--- The input ---
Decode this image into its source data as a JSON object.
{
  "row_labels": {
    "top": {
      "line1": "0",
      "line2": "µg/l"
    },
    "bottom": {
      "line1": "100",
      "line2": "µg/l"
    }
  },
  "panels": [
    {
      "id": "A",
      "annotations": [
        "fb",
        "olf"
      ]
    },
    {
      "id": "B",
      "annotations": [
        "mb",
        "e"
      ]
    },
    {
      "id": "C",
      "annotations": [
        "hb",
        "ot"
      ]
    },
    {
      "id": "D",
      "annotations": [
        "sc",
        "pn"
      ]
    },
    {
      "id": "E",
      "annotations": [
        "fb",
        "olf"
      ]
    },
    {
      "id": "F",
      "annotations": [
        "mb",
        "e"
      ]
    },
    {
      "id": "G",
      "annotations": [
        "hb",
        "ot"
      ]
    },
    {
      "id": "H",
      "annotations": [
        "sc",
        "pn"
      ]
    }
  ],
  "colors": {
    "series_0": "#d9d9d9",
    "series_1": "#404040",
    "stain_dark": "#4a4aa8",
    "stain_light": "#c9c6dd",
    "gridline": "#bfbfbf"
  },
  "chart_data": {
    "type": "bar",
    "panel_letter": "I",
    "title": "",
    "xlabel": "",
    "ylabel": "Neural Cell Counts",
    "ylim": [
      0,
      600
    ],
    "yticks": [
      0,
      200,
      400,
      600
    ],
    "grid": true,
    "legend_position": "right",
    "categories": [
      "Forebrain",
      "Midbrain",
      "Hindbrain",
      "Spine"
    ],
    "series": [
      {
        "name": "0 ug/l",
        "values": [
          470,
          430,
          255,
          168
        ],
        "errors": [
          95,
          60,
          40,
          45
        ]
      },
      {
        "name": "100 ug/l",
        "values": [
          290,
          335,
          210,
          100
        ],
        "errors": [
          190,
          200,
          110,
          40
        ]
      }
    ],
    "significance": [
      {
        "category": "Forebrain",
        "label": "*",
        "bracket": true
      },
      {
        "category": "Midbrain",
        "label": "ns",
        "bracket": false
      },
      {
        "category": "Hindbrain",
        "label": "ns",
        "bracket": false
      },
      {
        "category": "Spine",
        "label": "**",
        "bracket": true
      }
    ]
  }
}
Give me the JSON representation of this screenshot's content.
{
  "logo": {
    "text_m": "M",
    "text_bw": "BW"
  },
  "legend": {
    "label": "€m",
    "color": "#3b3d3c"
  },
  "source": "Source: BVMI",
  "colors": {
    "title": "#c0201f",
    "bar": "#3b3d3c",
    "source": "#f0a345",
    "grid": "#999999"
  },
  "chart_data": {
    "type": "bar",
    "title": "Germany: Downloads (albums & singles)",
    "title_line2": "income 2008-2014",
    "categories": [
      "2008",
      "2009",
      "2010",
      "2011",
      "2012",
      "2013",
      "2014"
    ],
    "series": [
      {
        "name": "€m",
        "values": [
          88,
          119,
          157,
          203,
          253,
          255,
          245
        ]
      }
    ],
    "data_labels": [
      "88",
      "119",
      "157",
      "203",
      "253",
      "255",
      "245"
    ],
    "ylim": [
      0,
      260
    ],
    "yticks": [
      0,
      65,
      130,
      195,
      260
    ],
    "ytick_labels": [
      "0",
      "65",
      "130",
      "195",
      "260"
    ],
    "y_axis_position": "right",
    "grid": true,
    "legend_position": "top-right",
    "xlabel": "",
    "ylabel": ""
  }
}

--- Short task ---
Return what is listed above, exactly and completely.

--- Solved exercise ---
Decode this image into its source data as a JSON object.
{
  "row_labels": {
    "top": {
      "line1": "0",
      "line2": "µg/l"
    },
    "bottom": {
      "line1": "100",
      "line2": "µg/l"
    }
  },
  "panels": [
    {
      "id": "A",
      "annotations": [
        "fb",
        "olf"
      ]
    },
    {
      "id": "B",
      "annotations": [
        "mb",
        "e"
      ]
    },
    {
      "id": "C",
      "annotations": [
        "hb",
        "ot"
      ]
    },
    {
      "id": "D",
      "annotations": [
        "sc",
        "pn"
      ]
    },
    {
      "id": "E",
      "annotations": [
        "fb",
        "olf"
      ]
    },
    {
      "id": "F",
      "annotations": [
        "mb",
        "e"
      ]
    },
    {
      "id": "G",
      "annotations": [
        "hb",
        "ot"
      ]
    },
    {
      "id": "H",
      "annotations": [
        "sc",
        "pn"
      ]
    }
  ],
  "colors": {
    "series_0": "#d9d9d9",
    "series_1": "#404040",
    "stain_dark": "#4a4aa8",
    "stain_light": "#c9c6dd",
    "gridline": "#bfbfbf"
  },
  "chart_data": {
    "type": "bar",
    "panel_letter": "I",
    "title": "",
    "xlabel": "",
    "ylabel": "Neural Cell Counts",
    "ylim": [
      0,
      600
    ],
    "yticks": [
      0,
      200,
      400,
      600
    ],
    "grid": true,
    "legend_position": "right",
    "categories": [
      "Forebrain",
      "Midbrain",
      "Hindbrain",
      "Spine"
    ],
    "series": [
      {
        "name": "0 ug/l",
        "values": [
          470,
          430,
          255,
          168
        ],
        "errors": [
          95,
          60,
          40,
          45
        ]
      },
      {
        "name": "100 ug/l",
        "values": [
          290,
          335,
          210,
          100
        ],
        "errors": [
          190,
          200,
          110,
          40
        ]
      }
    ],
    "significance": [
      {
        "category": "Forebrain",
        "label": "*",
        "bracket": true
      },
      {
        "category": "Midbrain",
        "label": "ns",
        "bracket": false
      },
      {
        "category": "Hindbrain",
        "label": "ns",
        "bracket": false
      },
      {
        "category": "Spine",
        "label": "**",
        "bracket": true
      }
    ]
  }
}
Give me the JSON representation of this screenshot's content.
{
  "logo": {
    "text_m": "M",
    "text_bw": "BW"
  },
  "legend": {
    "label": "€m",
    "color": "#3b3d3c"
  },
  "source": "Source: BVMI",
  "colors": {
    "title": "#c0201f",
    "bar": "#3b3d3c",
    "source": "#f0a345",
    "grid": "#999999"
  },
  "chart_data": {
    "type": "bar",
    "title": "Germany: Downloads (albums & singles)",
    "title_line2": "income 2008-2014",
    "categories": [
      "2008",
      "2009",
      "2010",
      "2011",
      "2012",
      "2013",
      "2014"
    ],
    "series": [
      {
        "name": "€m",
        "values": [
          88,
          119,
          157,
          203,
          253,
          255,
          245
        ]
      }
    ],
    "data_labels": [
      "88",
      "119",
      "157",
      "203",
      "253",
      "255",
      "245"
    ],
    "ylim": [
      0,
      260
    ],
    "yticks": [
      0,
      65,
      130,
      195,
      260
    ],
    "ytick_labels": [
      "0",
      "65",
      "130",
      "195",
      "260"
    ],
    "y_axis_position": "right",
    "grid": true,
    "legend_position": "top-right",
    "xlabel": "",
    "ylabel": ""
  }
}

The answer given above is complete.